#### Material for this exercise
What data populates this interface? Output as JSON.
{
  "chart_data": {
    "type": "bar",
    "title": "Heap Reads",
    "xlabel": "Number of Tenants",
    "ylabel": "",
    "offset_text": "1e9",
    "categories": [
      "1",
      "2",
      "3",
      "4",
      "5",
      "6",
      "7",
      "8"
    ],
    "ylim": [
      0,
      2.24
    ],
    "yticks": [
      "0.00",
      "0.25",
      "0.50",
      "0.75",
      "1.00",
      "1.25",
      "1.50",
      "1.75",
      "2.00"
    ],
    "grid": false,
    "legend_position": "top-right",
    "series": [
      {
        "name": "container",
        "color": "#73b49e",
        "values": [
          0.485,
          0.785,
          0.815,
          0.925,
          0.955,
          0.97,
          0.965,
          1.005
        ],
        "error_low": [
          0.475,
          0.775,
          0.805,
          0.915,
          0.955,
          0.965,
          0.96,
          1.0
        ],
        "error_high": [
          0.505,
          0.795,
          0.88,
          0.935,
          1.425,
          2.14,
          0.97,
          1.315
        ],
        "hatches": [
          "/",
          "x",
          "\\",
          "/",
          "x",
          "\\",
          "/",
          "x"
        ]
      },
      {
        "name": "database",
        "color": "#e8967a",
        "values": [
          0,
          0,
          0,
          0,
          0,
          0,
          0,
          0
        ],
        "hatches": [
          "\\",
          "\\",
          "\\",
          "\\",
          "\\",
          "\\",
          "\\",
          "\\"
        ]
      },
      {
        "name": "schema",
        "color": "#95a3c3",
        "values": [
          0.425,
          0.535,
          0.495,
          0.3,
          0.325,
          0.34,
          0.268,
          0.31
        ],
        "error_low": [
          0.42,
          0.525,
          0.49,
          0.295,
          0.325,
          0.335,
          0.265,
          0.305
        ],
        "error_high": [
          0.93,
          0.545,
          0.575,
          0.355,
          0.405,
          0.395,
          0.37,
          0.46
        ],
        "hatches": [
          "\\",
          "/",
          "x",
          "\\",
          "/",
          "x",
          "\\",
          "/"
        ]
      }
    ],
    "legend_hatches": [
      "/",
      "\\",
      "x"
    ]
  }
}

#### Exercise
Take the lines above and print them exactly.

#### Exercise response
What data populates this interface? Output as JSON.
{
  "chart_data": {
    "type": "bar",
    "title": "Heap Reads",
    "xlabel": "Number of Tenants",
    "ylabel": "",
    "offset_text": "1e9",
    "categories": [
      "1",
      "2",
      "3",
      "4",
      "5",
      "6",
      "7",
      "8"
    ],
    "ylim": [
      0,
      2.24
    ],
    "yticks": [
      "0.00",
      "0.25",
      "0.50",
      "0.75",
      "1.00",
      "1.25",
      "1.50",
      "1.75",
      "2.00"
    ],
    "grid": false,
    "legend_position": "top-right",
    "series": [
      {
        "name": "container",
        "color": "#73b49e",
        "values": [
          0.485,
          0.785,
          0.815,
          0.925,
          0.955,
          0.97,
          0.965,
          1.005
        ],
        "error_low": [
          0.475,
          0.775,
          0.805,
          0.915,
          0.955,
          0.965,
          0.96,
          1.0
        ],
        "error_high": [
          0.505,
          0.795,
          0.88,
          0.935,
          1.425,
          2.14,
          0.97,
          1.315
        ],
        "hatches": [
          "/",
          "x",
          "\\",
          "/",
          "x",
          "\\",
          "/",
          "x"
        ]
      },
      {
        "name": "database",
        "color": "#e8967a",
        "values": [
          0,
          0,
          0,
          0,
          0,
          0,
          0,
          0
        ],
        "hatches": [
          "\\",
          "\\",
          "\\",
          "\\",
          "\\",
          "\\",
          "\\",
          "\\"
        ]
      },
      {
        "name": "schema",
        "color": "#95a3c3",
        "values": [
          0.425,
          0.535,
          0.495,
          0.3,
          0.325,
          0.34,
          0.268,
          0.31
        ],
        "error_low": [
          0.42,
          0.525,
          0.49,
          0.295,
          0.325,
          0.335,
          0.265,
          0.305
        ],
        "error_high": [
          0.93,
          0.545,
          0.575,
          0.355,
          0.405,
          0.395,
          0.37,
          0.46
        ],
        "hatches": [
          "\\",
          "/",
          "x",
          "\\",
          "/",
          "x",
          "\\",
          "/"
        ]
      }
    ],
    "legend_hatches": [
      "/",
      "\\",
      "x"
    ]
  }
}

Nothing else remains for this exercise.